> WHAT IS EXPECTED: Across all the lines below, how many contain the string "excerpt"? Please reply with the number only.

········

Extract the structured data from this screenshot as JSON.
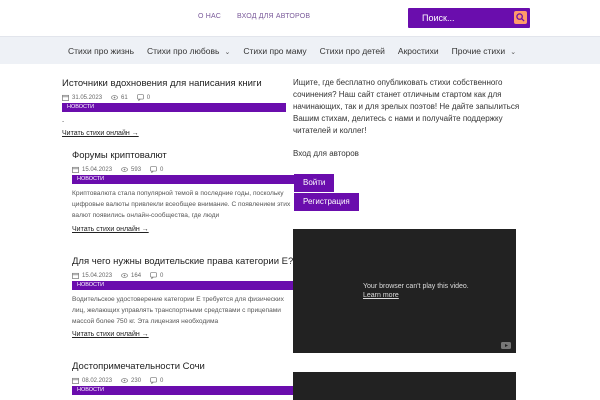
{
  "header": {
    "links": [
      "О НАС",
      "ВХОД ДЛЯ АВТОРОВ"
    ],
    "search_placeholder": "Поиск...",
    "accent": "#6a0dad",
    "search_button_color": "#ff9b6a"
  },
  "nav": {
    "items": [
      "Стихи про жизнь",
      "Стихи про любовь",
      "Стихи про маму",
      "Стихи про детей",
      "Акростихи",
      "Прочие стихи"
    ],
    "dropdown_indices": [
      1,
      5
    ]
  },
  "articles": [
    {
      "title": "Источники вдохновения для написания книги",
      "date": "31.05.2023",
      "views": "61",
      "comments": "0",
      "badge": "НОВОСТИ",
      "excerpt": "-",
      "read_more": "Читать стихи онлайн →"
    },
    {
      "title": "Форумы криптовалют",
      "date": "15.04.2023",
      "views": "593",
      "comments": "0",
      "badge": "НОВОСТИ",
      "excerpt": "Криптовалюта стала популярной темой в последние годы, поскольку цифровые валюты привлекли всеобщее внимание. С появлением этих валют появились онлайн-сообщества, где люди",
      "read_more": "Читать стихи онлайн →"
    },
    {
      "title": "Для чего нужны водительские права категории Е?",
      "date": "15.04.2023",
      "views": "164",
      "comments": "0",
      "badge": "НОВОСТИ",
      "excerpt": "Водительское удостоверение категории Е требуется для физических лиц, желающих управлять транспортными средствами с прицепами массой более 750 кг. Эта лицензия необходима",
      "read_more": "Читать стихи онлайн →"
    },
    {
      "title": "Достопримечательности Сочи",
      "date": "08.02.2023",
      "views": "230",
      "comments": "0",
      "badge": "НОВОСТИ"
    }
  ],
  "sidebar": {
    "intro": "Ищите, где бесплатно опубликовать стихи собственного сочинения? Наш сайт станет отличным стартом как для начинающих, так и для зрелых поэтов! Не дайте запылиться Вашим стихам, делитесь с нами и получайте поддержку читателей и коллег!",
    "login_heading": "Вход для авторов",
    "login_button": "Войти",
    "register_button": "Регистрация",
    "video_message": "Your browser can't play this video.",
    "video_link": "Learn more"
  }
}
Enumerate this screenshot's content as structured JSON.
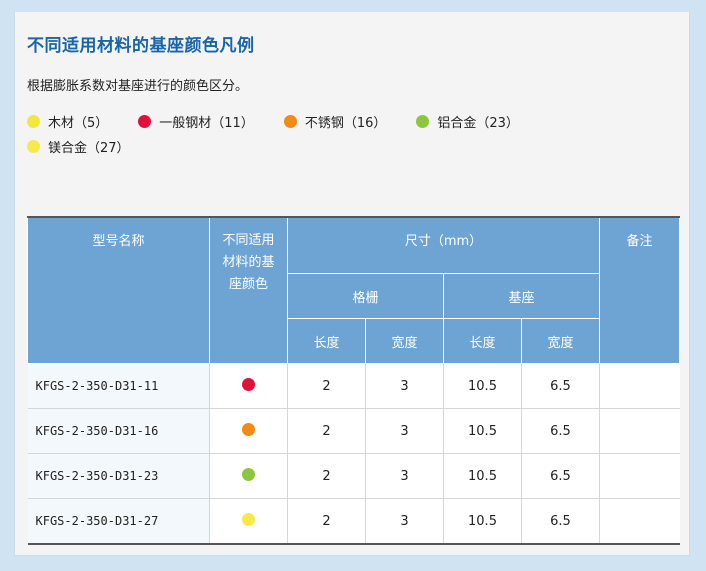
{
  "title": "不同适用材料的基座颜色凡例",
  "description": "根据膨胀系数对基座进行的颜色区分。",
  "legend": [
    {
      "label": "木材（5）",
      "color": "#f2e640"
    },
    {
      "label": "一般钢材（11）",
      "color": "#e0103a"
    },
    {
      "label": "不锈钢（16）",
      "color": "#f28a14"
    },
    {
      "label": "铝合金（23）",
      "color": "#8cc63f"
    },
    {
      "label": "镁合金（27）",
      "color": "#f5ea4a"
    }
  ],
  "table": {
    "headers": {
      "model": "型号名称",
      "color": "不同适用材料的基座颜色",
      "size": "尺寸（mm）",
      "grating": "格栅",
      "base": "基座",
      "length": "长度",
      "width": "宽度",
      "note": "备注"
    },
    "rows": [
      {
        "model": "KFGS-2-350-D31-11",
        "color": "#e0103a",
        "g_length": "2",
        "g_width": "3",
        "b_length": "10.5",
        "b_width": "6.5",
        "note": ""
      },
      {
        "model": "KFGS-2-350-D31-16",
        "color": "#f28a14",
        "g_length": "2",
        "g_width": "3",
        "b_length": "10.5",
        "b_width": "6.5",
        "note": ""
      },
      {
        "model": "KFGS-2-350-D31-23",
        "color": "#8cc63f",
        "g_length": "2",
        "g_width": "3",
        "b_length": "10.5",
        "b_width": "6.5",
        "note": ""
      },
      {
        "model": "KFGS-2-350-D31-27",
        "color": "#f5ea4a",
        "g_length": "2",
        "g_width": "3",
        "b_length": "10.5",
        "b_width": "6.5",
        "note": ""
      }
    ]
  }
}
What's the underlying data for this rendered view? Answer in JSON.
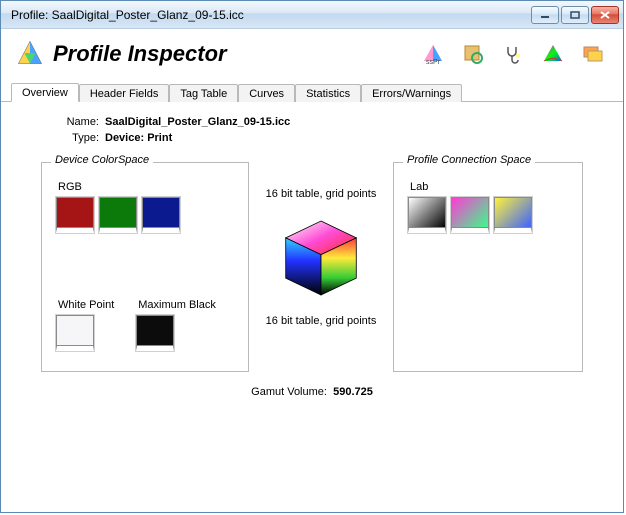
{
  "window": {
    "title": "Profile: SaalDigital_Poster_Glanz_09-15.icc"
  },
  "app": {
    "title": "Profile Inspector"
  },
  "tabs": {
    "items": [
      {
        "label": "Overview",
        "active": true
      },
      {
        "label": "Header Fields",
        "active": false
      },
      {
        "label": "Tag Table",
        "active": false
      },
      {
        "label": "Curves",
        "active": false
      },
      {
        "label": "Statistics",
        "active": false
      },
      {
        "label": "Errors/Warnings",
        "active": false
      }
    ]
  },
  "overview": {
    "name_label": "Name:",
    "name_value": "SaalDigital_Poster_Glanz_09-15.icc",
    "type_label": "Type:",
    "type_value": "Device: Print"
  },
  "device": {
    "group_title": "Device ColorSpace",
    "primary_label": "RGB",
    "whitepoint_label": "White Point",
    "maxblack_label": "Maximum Black"
  },
  "center": {
    "a2b_label": "16 bit table,  grid points",
    "b2a_label": "16 bit table,  grid points"
  },
  "pcs": {
    "group_title": "Profile Connection Space",
    "primary_label": "Lab"
  },
  "footer": {
    "label": "Gamut Volume:",
    "value": "590.725"
  }
}
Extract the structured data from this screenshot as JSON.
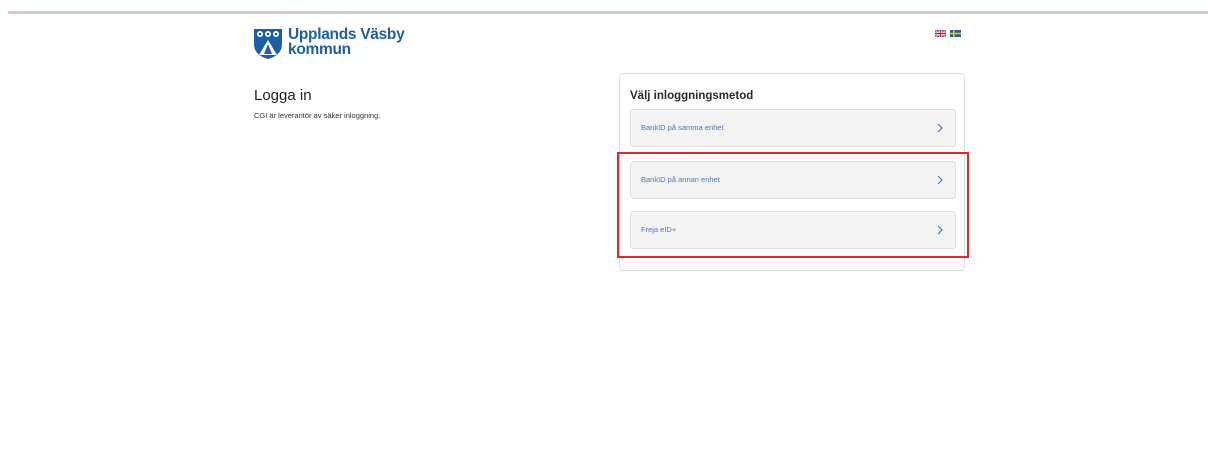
{
  "brand": {
    "name_line1": "Upplands Väsby",
    "name_line2": "kommun",
    "color": "#1d5fa7"
  },
  "languages": [
    {
      "icon": "uk-flag-icon"
    },
    {
      "icon": "sweden-flag-icon"
    }
  ],
  "page": {
    "title": "Logga in",
    "subtitle": "CGI är leverantör av säker inloggning."
  },
  "login_card": {
    "title": "Välj inloggningsmetod",
    "methods": [
      {
        "label": "BankID på samma enhet",
        "icon": "chevron-right-icon"
      },
      {
        "label": "BankID på annan enhet",
        "icon": "chevron-right-icon"
      },
      {
        "label": "Freja eID+",
        "icon": "chevron-right-icon"
      }
    ]
  },
  "colors": {
    "top_bar": "#e6bfd6",
    "highlight": "#e0262e",
    "link": "#4a78b5"
  }
}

········

> RESULT FOR THIS EXERCISE: 3